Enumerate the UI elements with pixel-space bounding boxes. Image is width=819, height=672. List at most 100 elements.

========

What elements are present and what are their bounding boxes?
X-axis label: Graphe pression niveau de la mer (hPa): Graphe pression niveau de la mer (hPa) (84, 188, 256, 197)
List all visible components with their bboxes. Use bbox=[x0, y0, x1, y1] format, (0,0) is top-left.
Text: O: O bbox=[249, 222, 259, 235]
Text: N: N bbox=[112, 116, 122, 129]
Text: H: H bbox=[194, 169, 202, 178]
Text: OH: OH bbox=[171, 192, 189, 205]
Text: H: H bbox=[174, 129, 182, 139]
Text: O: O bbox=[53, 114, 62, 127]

========

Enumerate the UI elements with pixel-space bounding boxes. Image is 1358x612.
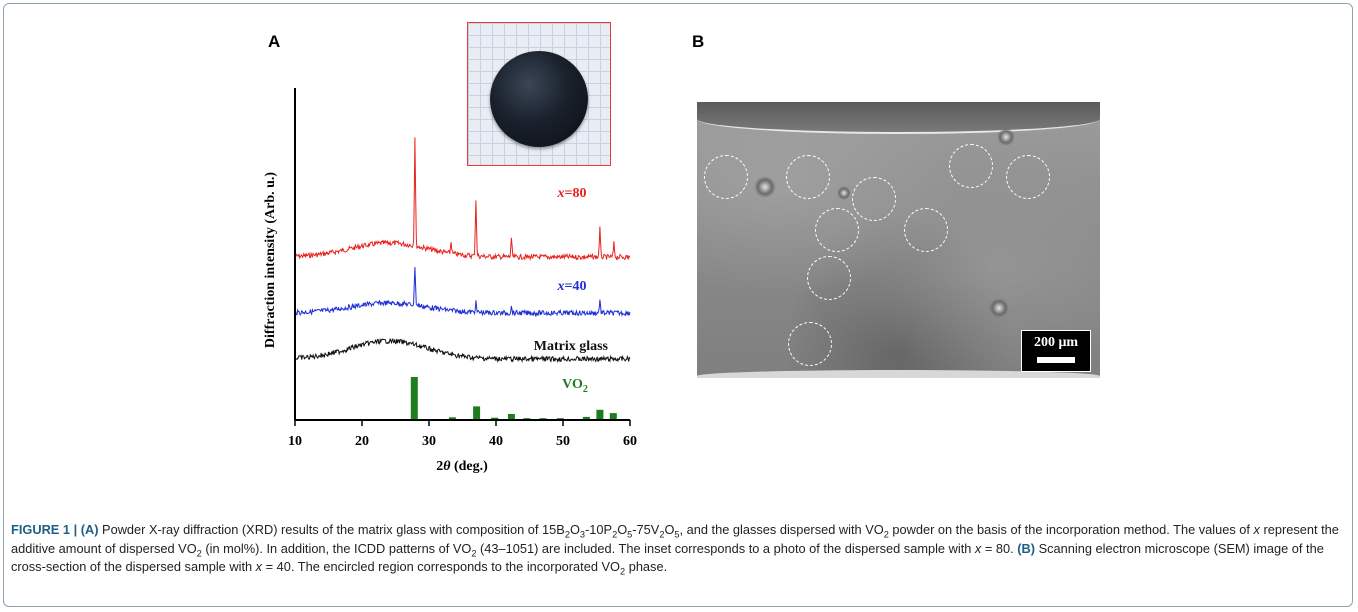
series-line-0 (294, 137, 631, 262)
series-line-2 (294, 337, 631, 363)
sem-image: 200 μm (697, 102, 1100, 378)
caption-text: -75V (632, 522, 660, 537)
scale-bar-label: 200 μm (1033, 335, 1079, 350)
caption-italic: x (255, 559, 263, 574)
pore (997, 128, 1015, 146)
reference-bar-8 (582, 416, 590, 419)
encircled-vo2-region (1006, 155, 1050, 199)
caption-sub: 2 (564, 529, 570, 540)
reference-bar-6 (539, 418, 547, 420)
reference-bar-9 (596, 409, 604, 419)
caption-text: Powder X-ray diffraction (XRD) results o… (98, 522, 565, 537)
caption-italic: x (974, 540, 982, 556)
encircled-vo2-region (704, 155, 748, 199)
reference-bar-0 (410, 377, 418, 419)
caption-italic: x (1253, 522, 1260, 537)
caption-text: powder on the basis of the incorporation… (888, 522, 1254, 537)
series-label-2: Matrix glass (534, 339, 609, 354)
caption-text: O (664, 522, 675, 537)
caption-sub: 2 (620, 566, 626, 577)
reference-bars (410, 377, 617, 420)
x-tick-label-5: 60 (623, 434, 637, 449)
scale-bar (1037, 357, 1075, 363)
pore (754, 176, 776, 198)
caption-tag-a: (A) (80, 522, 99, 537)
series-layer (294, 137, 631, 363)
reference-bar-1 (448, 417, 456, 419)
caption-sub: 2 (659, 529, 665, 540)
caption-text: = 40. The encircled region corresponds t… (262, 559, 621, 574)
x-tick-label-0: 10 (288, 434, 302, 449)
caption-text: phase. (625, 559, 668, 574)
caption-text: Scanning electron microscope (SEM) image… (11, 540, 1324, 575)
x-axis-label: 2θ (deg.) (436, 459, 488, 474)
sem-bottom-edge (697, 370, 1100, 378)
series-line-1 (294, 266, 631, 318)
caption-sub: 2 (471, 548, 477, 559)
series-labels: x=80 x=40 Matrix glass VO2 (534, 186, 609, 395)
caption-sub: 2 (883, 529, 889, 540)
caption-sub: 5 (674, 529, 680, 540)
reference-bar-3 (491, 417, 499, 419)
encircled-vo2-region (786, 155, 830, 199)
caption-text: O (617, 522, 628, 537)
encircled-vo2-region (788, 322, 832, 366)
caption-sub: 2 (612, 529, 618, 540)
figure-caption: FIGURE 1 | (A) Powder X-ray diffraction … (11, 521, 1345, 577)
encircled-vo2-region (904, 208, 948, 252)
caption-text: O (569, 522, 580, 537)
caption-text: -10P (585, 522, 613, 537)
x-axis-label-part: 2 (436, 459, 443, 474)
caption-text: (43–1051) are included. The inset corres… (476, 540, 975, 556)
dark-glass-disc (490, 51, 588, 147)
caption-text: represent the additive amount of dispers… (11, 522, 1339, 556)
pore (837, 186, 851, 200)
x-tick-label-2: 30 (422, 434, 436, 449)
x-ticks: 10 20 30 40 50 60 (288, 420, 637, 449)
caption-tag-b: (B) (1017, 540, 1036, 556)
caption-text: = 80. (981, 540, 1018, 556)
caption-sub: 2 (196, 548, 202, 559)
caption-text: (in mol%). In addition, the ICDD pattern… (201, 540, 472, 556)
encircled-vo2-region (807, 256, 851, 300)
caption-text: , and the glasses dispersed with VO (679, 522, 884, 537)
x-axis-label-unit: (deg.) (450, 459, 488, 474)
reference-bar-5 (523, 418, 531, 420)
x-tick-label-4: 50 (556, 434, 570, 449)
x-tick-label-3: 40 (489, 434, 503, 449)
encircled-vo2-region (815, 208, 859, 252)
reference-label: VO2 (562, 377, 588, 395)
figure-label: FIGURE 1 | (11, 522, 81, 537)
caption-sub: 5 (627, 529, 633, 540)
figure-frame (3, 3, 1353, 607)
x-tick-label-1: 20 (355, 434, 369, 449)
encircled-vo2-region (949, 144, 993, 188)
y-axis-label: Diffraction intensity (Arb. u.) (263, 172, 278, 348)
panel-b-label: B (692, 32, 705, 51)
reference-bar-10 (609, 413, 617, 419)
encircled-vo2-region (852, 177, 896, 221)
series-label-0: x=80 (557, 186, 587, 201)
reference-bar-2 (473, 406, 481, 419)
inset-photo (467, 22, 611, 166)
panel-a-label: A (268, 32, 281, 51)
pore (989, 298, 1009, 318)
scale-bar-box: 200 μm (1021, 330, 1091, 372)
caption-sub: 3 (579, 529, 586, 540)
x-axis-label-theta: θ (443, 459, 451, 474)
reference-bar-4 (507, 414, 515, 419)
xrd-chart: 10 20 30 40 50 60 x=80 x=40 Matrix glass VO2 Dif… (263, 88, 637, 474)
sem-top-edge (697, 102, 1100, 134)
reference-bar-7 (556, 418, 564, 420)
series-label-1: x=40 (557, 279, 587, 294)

========

EXERCISE PROMPT —
Retype the entries exactly, beginning at the line that contains "Image is 1358x612." and stopping after the line that contains "x-axis-label-part: 2 (436, 459, 443, 474)". Leave the pictures out of your answer.

RIGHT ANSWER —
Enumerate the UI elements with pixel-space bounding boxes. Image is 1358x612.
series-line-0 (294, 137, 631, 262)
series-line-2 (294, 337, 631, 363)
sem-image: 200 μm (697, 102, 1100, 378)
caption-text: -75V (632, 522, 660, 537)
scale-bar-label: 200 μm (1033, 335, 1079, 350)
caption-italic: x (255, 559, 263, 574)
pore (997, 128, 1015, 146)
reference-bar-8 (582, 416, 590, 419)
encircled-vo2-region (1006, 155, 1050, 199)
caption-sub: 2 (564, 529, 570, 540)
reference-bar-6 (539, 418, 547, 420)
reference-bar-9 (596, 409, 604, 419)
caption-text: Powder X-ray diffraction (XRD) results o… (98, 522, 565, 537)
caption-italic: x (974, 540, 982, 556)
encircled-vo2-region (704, 155, 748, 199)
reference-bar-0 (410, 377, 418, 419)
caption-italic: x (1253, 522, 1260, 537)
caption-text: powder on the basis of the incorporation… (888, 522, 1254, 537)
series-label-2: Matrix glass (534, 339, 609, 354)
caption-text: O (664, 522, 675, 537)
caption-sub: 2 (620, 566, 626, 577)
reference-bars (410, 377, 617, 420)
x-tick-label-5: 60 (623, 434, 637, 449)
scale-bar (1037, 357, 1075, 363)
pore (754, 176, 776, 198)
caption-tag-a: (A) (80, 522, 99, 537)
series-layer (294, 137, 631, 363)
reference-bar-1 (448, 417, 456, 419)
caption-sub: 2 (659, 529, 665, 540)
caption-text: = 40. The encircled region corresponds t… (262, 559, 621, 574)
x-tick-label-0: 10 (288, 434, 302, 449)
caption-text: phase. (625, 559, 668, 574)
caption-text: Scanning electron microscope (SEM) image… (11, 540, 1324, 575)
x-axis-label: 2θ (deg.) (436, 459, 488, 474)
sem-bottom-edge (697, 370, 1100, 378)
series-line-1 (294, 266, 631, 318)
caption-sub: 2 (471, 548, 477, 559)
series-labels: x=80 x=40 Matrix glass VO2 (534, 186, 609, 395)
caption-sub: 2 (883, 529, 889, 540)
caption-sub: 5 (674, 529, 680, 540)
reference-bar-3 (491, 417, 499, 419)
encircled-vo2-region (786, 155, 830, 199)
caption-text: O (617, 522, 628, 537)
encircled-vo2-region (788, 322, 832, 366)
caption-sub: 2 (612, 529, 618, 540)
figure-caption: FIGURE 1 | (A) Powder X-ray diffraction … (11, 521, 1345, 577)
encircled-vo2-region (904, 208, 948, 252)
caption-text: O (569, 522, 580, 537)
caption-text: -10P (585, 522, 613, 537)
x-axis-label-part: 2 (436, 459, 443, 474)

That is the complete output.